[Data listing]

◇ ◇ ◇ ◇ ◇ ◇ ◇

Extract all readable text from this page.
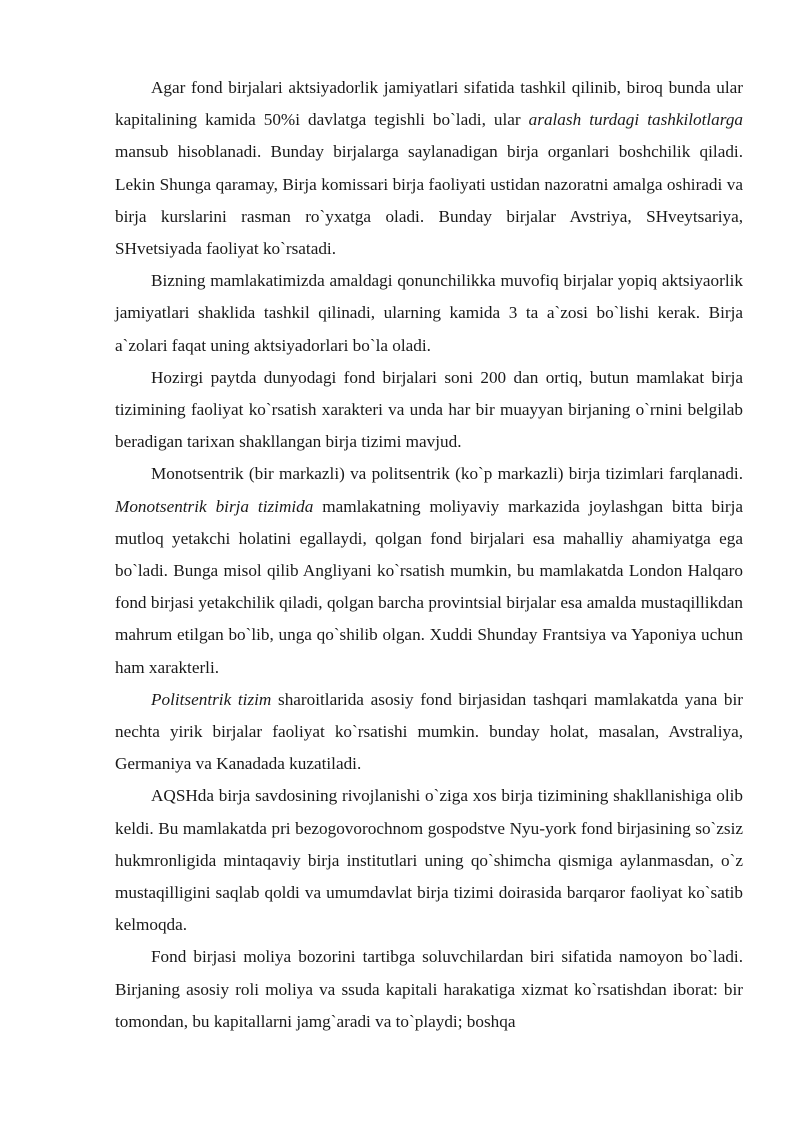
Agar fond birjalari aktsiyadorlik jamiyatlari sifatida tashkil qilinib, biroq bunda ular kapitalining kamida 50%i davlatga tegishli bo`ladi, ular aralash turdagi tashkilotlarga mansub hisoblanadi. Bunday birjalarga saylanadigan birja organlari boshchilik qiladi. Lekin Shunga qaramay, Birja komissari birja faoliyati ustidan nazoratni amalga oshiradi va birja kurslarini rasman ro`yxatga oladi. Bunday birjalar Avstriya, SHveytsariya, SHvetsiyada faoliyat ko`rsatadi.

Bizning mamlakatimizda amaldagi qonunchilikka muvofiq birjalar yopiq aktsiyaorlik jamiyatlari shaklida tashkil qilinadi, ularning kamida 3 ta a`zosi bo`lishi kerak. Birja a`zolari faqat uning aktsiyadorlari bo`la oladi.

Hozirgi paytda dunyodagi fond birjalari soni 200 dan ortiq, butun mamlakat birja tizimining faoliyat ko`rsatish xarakteri va unda har bir muayyan birjaning o`rnini belgilab beradigan tarixan shakllangan birja tizimi mavjud.

Monotsentrik (bir markazli) va politsentrik (ko`p markazli) birja tizimlari farqlanadi. Monotsentrik birja tizimida mamlakatning moliyaviy markazida joylashgan bitta birja mutloq yetakchi holatini egallaydi, qolgan fond birjalari esa mahalliy ahamiyatga ega bo`ladi. Bunga misol qilib Angliyani ko`rsatish mumkin, bu mamlakatda London Halqaro fond birjasi yetakchilik qiladi, qolgan barcha provintsial birjalar esa amalda mustaqillikdan mahrum etilgan bo`lib, unga qo`shilib olgan. Xuddi Shunday Frantsiya va Yaponiya uchun ham xarakterli.

Politsentrik tizim sharoitlarida asosiy fond birjasidan tashqari mamlakatda yana bir nechta yirik birjalar faoliyat ko`rsatishi mumkin. bunday holat, masalan, Avstraliya, Germaniya va Kanadada kuzatiladi.

AQSHda birja savdosining rivojlanishi o`ziga xos birja tizimining shakllanishiga olib keldi. Bu mamlakatda pri bezogovorochnom gospodstve Nyu-york fond birjasining so`zsiz hukmronligida mintaqaviy birja institutlari uning qo`shimcha qismiga aylanmasdan, o`z mustaqilligini saqlab qoldi va umumdavlat birja tizimi doirasida barqaror faoliyat ko`satib kelmoqda.

Fond birjasi moliya bozorini tartibga soluvchilardan biri sifatida namoyon bo`ladi. Birjaning asosiy roli moliya va ssuda kapitali harakatiga xizmat ko`rsatishdan iborat: bir tomondan, bu kapitallarni jamg`aradi va to`playdi; boshqa
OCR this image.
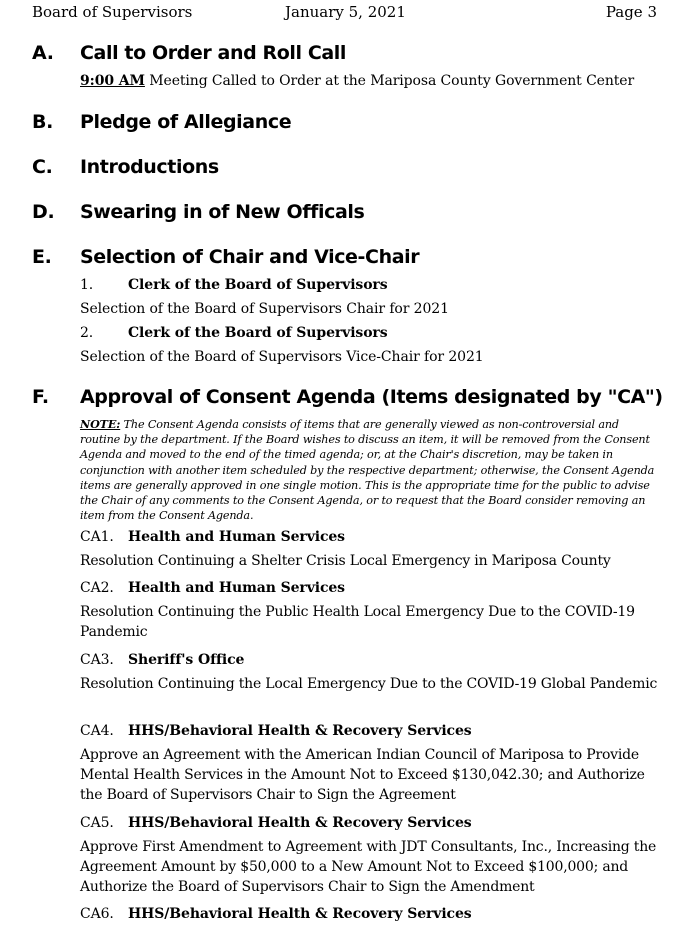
Board of Supervisors	January 5, 2021	Page 3
A. Call to Order and Roll Call
9:00 AM Meeting Called to Order at the Mariposa County Government Center
B. Pledge of Allegiance
C. Introductions
D. Swearing in of New Officals
E. Selection of Chair and Vice-Chair
1. Clerk of the Board of Supervisors
Selection of the Board of Supervisors Chair for 2021
2. Clerk of the Board of Supervisors
Selection of the Board of Supervisors Vice-Chair for 2021
F. Approval of Consent Agenda (Items designated by "CA")
NOTE: The Consent Agenda consists of items that are generally viewed as non-controversial and routine by the department. If the Board wishes to discuss an item, it will be removed from the Consent Agenda and moved to the end of the timed agenda; or, at the Chair's discretion, may be taken in conjunction with another item scheduled by the respective department; otherwise, the Consent Agenda items are generally approved in one single motion. This is the appropriate time for the public to advise the Chair of any comments to the Consent Agenda, or to request that the Board consider removing an item from the Consent Agenda.
CA1. Health and Human Services
Resolution Continuing a Shelter Crisis Local Emergency in Mariposa County
CA2. Health and Human Services
Resolution Continuing the Public Health Local Emergency Due to the COVID-19 Pandemic
CA3. Sheriff's Office
Resolution Continuing the Local Emergency Due to the COVID-19 Global Pandemic
CA4. HHS/Behavioral Health & Recovery Services
Approve an Agreement with the American Indian Council of Mariposa to Provide Mental Health Services in the Amount Not to Exceed $130,042.30; and Authorize the Board of Supervisors Chair to Sign the Agreement
CA5. HHS/Behavioral Health & Recovery Services
Approve First Amendment to Agreement with JDT Consultants, Inc., Increasing the Agreement Amount by $50,000 to a New Amount Not to Exceed $100,000; and Authorize the Board of Supervisors Chair to Sign the Amendment
CA6. HHS/Behavioral Health & Recovery Services
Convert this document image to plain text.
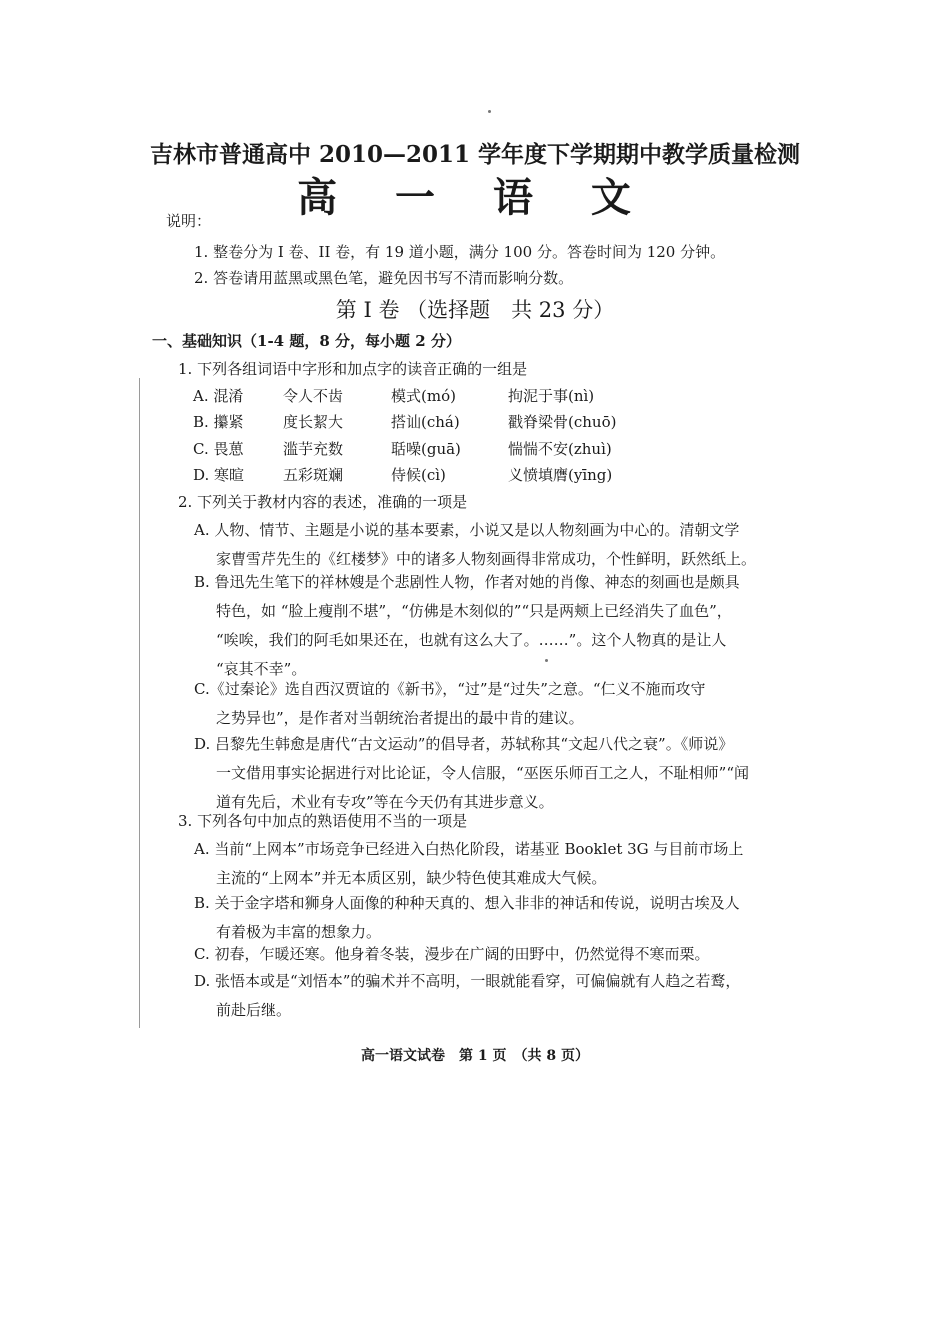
吉林市普通高中 2010—2011 学年度下学期期中教学质量检测
高 一 语 文
说明：
1. 整卷分为 I 卷、II 卷，有 19 道小题，满分 100 分。答卷时间为 120 分钟。
2. 答卷请用蓝黑或黑色笔，避免因书写不清而影响分数。
第 I 卷 （选择题　共 23 分）
一、基础知识（1-4 题，8 分，每小题 2 分）
1. 下列各组词语中字形和加点字的读音正确的一组是
A. 混淆	令人不齿	模式(mó)	拘泥于事(nì)
B. 攥紧	度长絜大	搭讪(chá)	戳脊梁骨(chuō)
C. 畏葸	滥芋充数	聒噪(guā)	惴惴不安(zhuì)
D. 寒暄	五彩斑斓	侍候(cì)	义愤填膺(yīng)
2. 下列关于教材内容的表述，准确的一项是
A. 人物、情节、主题是小说的基本要素，小说又是以人物刻画为中心的。清朝文学
家曹雪芹先生的《红楼梦》中的诸多人物刻画得非常成功，个性鲜明，跃然纸上。
B. 鲁迅先生笔下的祥林嫂是个悲剧性人物，作者对她的肖像、神态的刻画也是颇具
特色，如 “脸上瘦削不堪”，“仿佛是木刻似的”“只是两颊上已经消失了血色”，
“唉唉，我们的阿毛如果还在，也就有这么大了。……”。这个人物真的是让人
“哀其不幸”。
C.《过秦论》选自西汉贾谊的《新书》，“过”是“过失”之意。“仁义不施而攻守
之势异也”，是作者对当朝统治者提出的最中肯的建议。
D. 吕黎先生韩愈是唐代“古文运动”的倡导者，苏轼称其“文起八代之衰”。《师说》
一文借用事实论据进行对比论证，令人信服，“巫医乐师百工之人，不耻相师”“闻
道有先后，术业有专攻”等在今天仍有其进步意义。
3. 下列各句中加点的熟语使用不当的一项是
A. 当前“上网本”市场竞争已经进入白热化阶段，诺基亚 Booklet 3G 与目前市场上
主流的“上网本”并无本质区别，缺少特色使其难成大气候。
B. 关于金字塔和狮身人面像的种种天真的、想入非非的神话和传说，说明古埃及人
有着极为丰富的想象力。
C. 初春，乍暖还寒。他身着冬装，漫步在广阔的田野中，仍然觉得不寒而栗。
D. 张悟本或是“刘悟本”的骗术并不高明，一眼就能看穿，可偏偏就有人趋之若鹜，
前赴后继。
高一语文试卷　第 1 页　（共 8 页）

◇ ◇ ◇ ◇ ◇ ◇ ◇

* _EXERCISE TASK_
Every line is to be duplicated exactly, though pictures stay out.

* _REPLY_
Extract all readable text from this page.
Agar fond birjalari aktsiyadorlik jamiyatlari sifatida tashkil qilinib, biroq bunda ular kapitalining kamida 50%i davlatga tegishli bo`ladi, ular aralash turdagi tashkilotlarga mansub hisoblanadi. Bunday birjalarga saylanadigan birja organlari boshchilik qiladi. Lekin Shunga qaramay, Birja komissari birja faoliyati ustidan nazoratni amalga oshiradi va birja kurslarini rasman ro`yxatga oladi. Bunday birjalar Avstriya, SHveytsariya, SHvetsiyada faoliyat ko`rsatadi.

Bizning mamlakatimizda amaldagi qonunchilikka muvofiq birjalar yopiq aktsiyaorlik jamiyatlari shaklida tashkil qilinadi, ularning kamida 3 ta a`zosi bo`lishi kerak. Birja a`zolari faqat uning aktsiyadorlari bo`la oladi.

Hozirgi paytda dunyodagi fond birjalari soni 200 dan ortiq, butun mamlakat birja tizimining faoliyat ko`rsatish xarakteri va unda har bir muayyan birjaning o`rnini belgilab beradigan tarixan shakllangan birja tizimi mavjud.

Monotsentrik (bir markazli) va politsentrik (ko`p markazli) birja tizimlari farqlanadi. Monotsentrik birja tizimida mamlakatning moliyaviy markazida joylashgan bitta birja mutloq yetakchi holatini egallaydi, qolgan fond birjalari esa mahalliy ahamiyatga ega bo`ladi. Bunga misol qilib Angliyani ko`rsatish mumkin, bu mamlakatda London Halqaro fond birjasi yetakchilik qiladi, qolgan barcha provintsial birjalar esa amalda mustaqillikdan mahrum etilgan bo`lib, unga qo`shilib olgan. Xuddi Shunday Frantsiya va Yaponiya uchun ham xarakterli.

Politsentrik tizim sharoitlarida asosiy fond birjasidan tashqari mamlakatda yana bir nechta yirik birjalar faoliyat ko`rsatishi mumkin. bunday holat, masalan, Avstraliya, Germaniya va Kanadada kuzatiladi.

AQSHda birja savdosining rivojlanishi o`ziga xos birja tizimining shakllanishiga olib keldi. Bu mamlakatda pri bezogovorochnom gospodstve Nyu-york fond birjasining so`zsiz hukmronligida mintaqaviy birja institutlari uning qo`shimcha qismiga aylanmasdan, o`z mustaqilligini saqlab qoldi va umumdavlat birja tizimi doirasida barqaror faoliyat ko`satib kelmoqda.

Fond birjasi moliya bozorini tartibga soluvchilardan biri sifatida namoyon bo`ladi. Birjaning asosiy roli moliya va ssuda kapitali harakatiga xizmat ko`rsatishdan iborat: bir tomondan, bu kapitallarni jamg`aradi va to`playdi; boshqa
OCR this image.
Board of Supervisors	January 5, 2021	Page 3
A. Call to Order and Roll Call
9:00 AM Meeting Called to Order at the Mariposa County Government Center
B. Pledge of Allegiance
C. Introductions
D. Swearing in of New Officals
E. Selection of Chair and Vice-Chair
1. Clerk of the Board of Supervisors
Selection of the Board of Supervisors Chair for 2021
2. Clerk of the Board of Supervisors
Selection of the Board of Supervisors Vice-Chair for 2021
F. Approval of Consent Agenda (Items designated by "CA")
NOTE: The Consent Agenda consists of items that are generally viewed as non-controversial and routine by the department. If the Board wishes to discuss an item, it will be removed from the Consent Agenda and moved to the end of the timed agenda; or, at the Chair's discretion, may be taken in conjunction with another item scheduled by the respective department; otherwise, the Consent Agenda items are generally approved in one single motion. This is the appropriate time for the public to advise the Chair of any comments to the Consent Agenda, or to request that the Board consider removing an item from the Consent Agenda.
CA1. Health and Human Services
Resolution Continuing a Shelter Crisis Local Emergency in Mariposa County
CA2. Health and Human Services
Resolution Continuing the Public Health Local Emergency Due to the COVID-19 Pandemic
CA3. Sheriff's Office
Resolution Continuing the Local Emergency Due to the COVID-19 Global Pandemic
CA4. HHS/Behavioral Health & Recovery Services
Approve an Agreement with the American Indian Council of Mariposa to Provide Mental Health Services in the Amount Not to Exceed $130,042.30; and Authorize the Board of Supervisors Chair to Sign the Agreement
CA5. HHS/Behavioral Health & Recovery Services
Approve First Amendment to Agreement with JDT Consultants, Inc., Increasing the Agreement Amount by $50,000 to a New Amount Not to Exceed $100,000; and Authorize the Board of Supervisors Chair to Sign the Amendment
CA6. HHS/Behavioral Health & Recovery Services
Convert this document image to plain text.
吉林市普通高中 2010—2011 学年度下学期期中教学质量检测
高 一 语 文
说明：
1. 整卷分为 I 卷、II 卷，有 19 道小题，满分 100 分。答卷时间为 120 分钟。
2. 答卷请用蓝黑或黑色笔，避免因书写不清而影响分数。
第 I 卷 （选择题　共 23 分）
一、基础知识（1-4 题，8 分，每小题 2 分）
1. 下列各组词语中字形和加点字的读音正确的一组是
A. 混淆	令人不齿	模式(mó)	拘泥于事(nì)
B. 攥紧	度长絜大	搭讪(chá)	戳脊梁骨(chuō)
C. 畏葸	滥芋充数	聒噪(guā)	惴惴不安(zhuì)
D. 寒暄	五彩斑斓	侍候(cì)	义愤填膺(yīng)
2. 下列关于教材内容的表述，准确的一项是
A. 人物、情节、主题是小说的基本要素，小说又是以人物刻画为中心的。清朝文学
家曹雪芹先生的《红楼梦》中的诸多人物刻画得非常成功，个性鲜明，跃然纸上。
B. 鲁迅先生笔下的祥林嫂是个悲剧性人物，作者对她的肖像、神态的刻画也是颇具
特色，如 “脸上瘦削不堪”，“仿佛是木刻似的”“只是两颊上已经消失了血色”，
“唉唉，我们的阿毛如果还在，也就有这么大了。……”。这个人物真的是让人
“哀其不幸”。
C.《过秦论》选自西汉贾谊的《新书》，“过”是“过失”之意。“仁义不施而攻守
之势异也”，是作者对当朝统治者提出的最中肯的建议。
D. 吕黎先生韩愈是唐代“古文运动”的倡导者，苏轼称其“文起八代之衰”。《师说》
一文借用事实论据进行对比论证，令人信服，“巫医乐师百工之人，不耻相师”“闻
道有先后，术业有专攻”等在今天仍有其进步意义。
3. 下列各句中加点的熟语使用不当的一项是
A. 当前“上网本”市场竞争已经进入白热化阶段，诺基亚 Booklet 3G 与目前市场上
主流的“上网本”并无本质区别，缺少特色使其难成大气候。
B. 关于金字塔和狮身人面像的种种天真的、想入非非的神话和传说，说明古埃及人
有着极为丰富的想象力。
C. 初春，乍暖还寒。他身着冬装，漫步在广阔的田野中，仍然觉得不寒而栗。
D. 张悟本或是“刘悟本”的骗术并不高明，一眼就能看穿，可偏偏就有人趋之若鹜，
前赴后继。
高一语文试卷　第 1 页　（共 8 页）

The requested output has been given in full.